> **WRITTEN REQUEST**:
List each line of the data in which the string "name" appears.

[Figure record extracts]
— start —

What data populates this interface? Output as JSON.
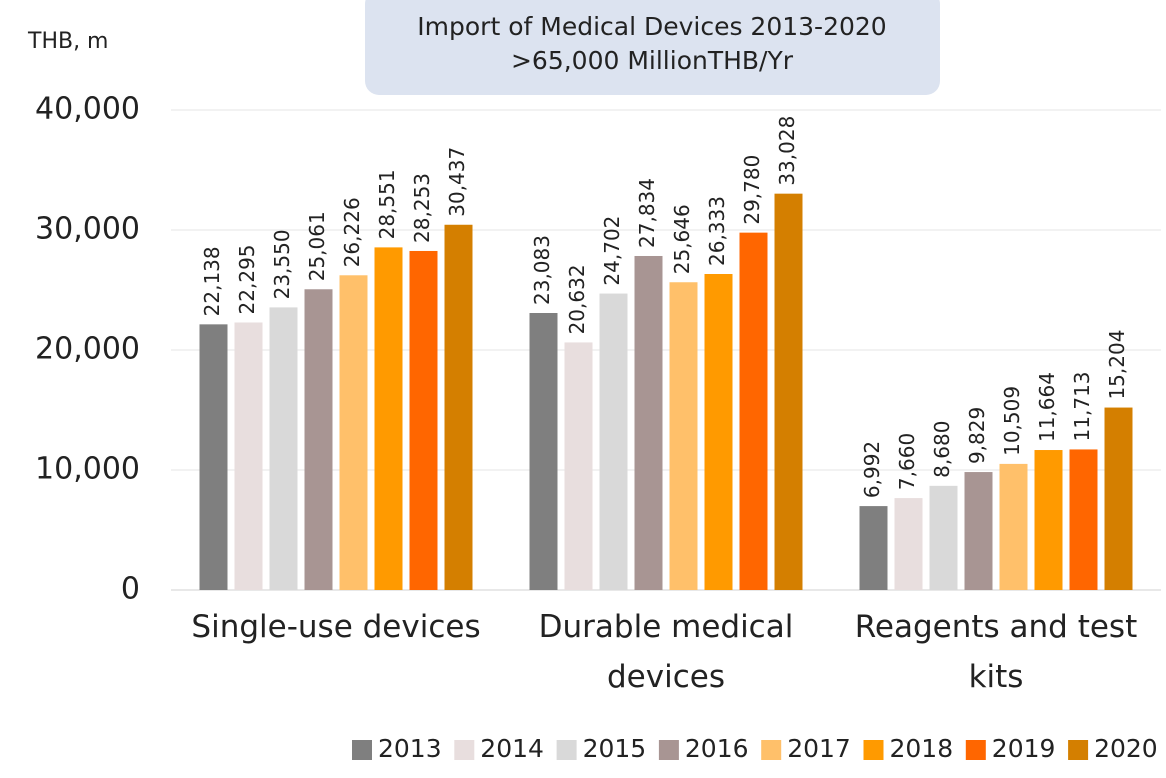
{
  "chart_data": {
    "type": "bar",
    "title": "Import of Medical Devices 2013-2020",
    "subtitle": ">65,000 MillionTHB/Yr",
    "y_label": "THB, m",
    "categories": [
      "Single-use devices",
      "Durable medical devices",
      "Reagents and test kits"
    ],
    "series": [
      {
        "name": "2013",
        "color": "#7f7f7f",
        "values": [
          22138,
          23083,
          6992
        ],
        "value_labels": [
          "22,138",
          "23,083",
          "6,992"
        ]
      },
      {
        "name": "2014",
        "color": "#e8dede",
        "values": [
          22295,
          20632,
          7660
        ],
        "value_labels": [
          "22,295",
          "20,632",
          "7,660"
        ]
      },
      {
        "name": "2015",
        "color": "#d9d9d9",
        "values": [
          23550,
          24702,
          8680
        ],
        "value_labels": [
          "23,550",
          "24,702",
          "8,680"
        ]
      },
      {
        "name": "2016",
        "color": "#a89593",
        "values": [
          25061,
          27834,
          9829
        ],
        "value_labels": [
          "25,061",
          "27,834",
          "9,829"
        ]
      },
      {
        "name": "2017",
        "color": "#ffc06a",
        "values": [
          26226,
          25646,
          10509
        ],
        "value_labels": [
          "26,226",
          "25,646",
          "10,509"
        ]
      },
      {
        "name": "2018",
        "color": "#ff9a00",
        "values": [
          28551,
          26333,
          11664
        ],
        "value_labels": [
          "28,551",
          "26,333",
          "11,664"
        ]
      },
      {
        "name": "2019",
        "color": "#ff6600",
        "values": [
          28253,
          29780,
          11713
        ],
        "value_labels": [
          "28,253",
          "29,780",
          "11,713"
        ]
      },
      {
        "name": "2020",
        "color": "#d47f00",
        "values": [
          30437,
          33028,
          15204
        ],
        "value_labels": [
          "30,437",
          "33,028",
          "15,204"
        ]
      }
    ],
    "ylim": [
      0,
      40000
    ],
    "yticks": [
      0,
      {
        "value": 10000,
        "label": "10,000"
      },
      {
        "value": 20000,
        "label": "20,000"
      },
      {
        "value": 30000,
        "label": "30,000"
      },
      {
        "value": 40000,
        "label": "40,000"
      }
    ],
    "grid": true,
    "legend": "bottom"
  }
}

— end —

> **EXERCISE RESPONSE**:
        "name": "2013",
        "name": "2014",
        "name": "2015",
        "name": "2016",
        "name": "2017",
        "name": "2018",
        "name": "2019",
        "name": "2020",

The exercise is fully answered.